■ Source document
= Beginning of Section =

For more information on Australian cotton’s myBMP program, please visit www.mybmp.com.au
myBMP Fact Sheet: http://cottonaustralia.com.au/cotton-library/fact-sheets/cotton-fact-file-cottons-mybmp-environmental-program
Independent, transparent assessment of environmental performance
In 1991, Australia’s cotton industry was the world’s first major agricultural industry to seek a comprehensive independent examination of its environmental performance across the whole industry. This marked a new level of commitment to sustainability and a turning point in the history of Australian cotton.
Since 1991, not only has the Australian cotton industry completely transformed the way it operates on-farm, but it has also conducted two additional independent assessments to monitor progress.

= End of Section =

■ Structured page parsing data
= Beginning of Section =

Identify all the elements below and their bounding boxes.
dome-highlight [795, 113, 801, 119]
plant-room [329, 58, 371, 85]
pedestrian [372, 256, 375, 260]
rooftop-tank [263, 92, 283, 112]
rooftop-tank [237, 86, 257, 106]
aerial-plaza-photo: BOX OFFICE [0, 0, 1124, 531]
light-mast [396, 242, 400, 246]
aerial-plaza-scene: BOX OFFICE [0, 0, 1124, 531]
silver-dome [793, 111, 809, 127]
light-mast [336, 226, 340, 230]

= End of Section =

■ Activities
[A] From the source document on Australian cotton's environmental performance, list every action it says the Australian cotton industry has taken.
[B] Extend the source document on Australian cotton's environmental assessments, starting after its final sentence.
The records are not needed for any of this.

■ Replies
[A]
- In 1991, it sought a comprehensive independent examination of its environmental performance across the whole industry, the first major agricultural industry in the world to do so.
- Since 1991, it has completely transformed the way it operates on-farm.
- Since 1991, it has conducted two additional independent assessments to monitor progress.

[B]
The first audit of the cotton environment made 44 recommendations with a focus on pesticides, land and water use. In response, significant research-driven initiatives led to:
- Widespread adoption of integrated pest management
- Introduction of new cotton varieties with insect tolerant traits
- Commencement in 1996 of the industry’s flagship environmental management program, myBMP
In 2003, a second review (find it here) found that Australian cotton had implemented all 44 recommendations, and it also observed:
- Ongoing improvements in water use efficiency
- Ongoing improvements in pest management with less reliance on pesticides
- Improved pesticide spray application
- Improved chemical container recycling
- Improved land management
This second review made a further 37 recommendations to continue improving performance in water management, pest management, pesticide use, waste management, and land and vegetation management.
In 2012, the most recent environmental assessment found that the majority of recommendations made in the second audit had been addressed at a high level of adoption, particularly all recommendations dealing with water management, chemical storage and use, and natural resource management. The third assessment made six further recommendations for environmental improvement that the industry is now using to guide continuous improvement.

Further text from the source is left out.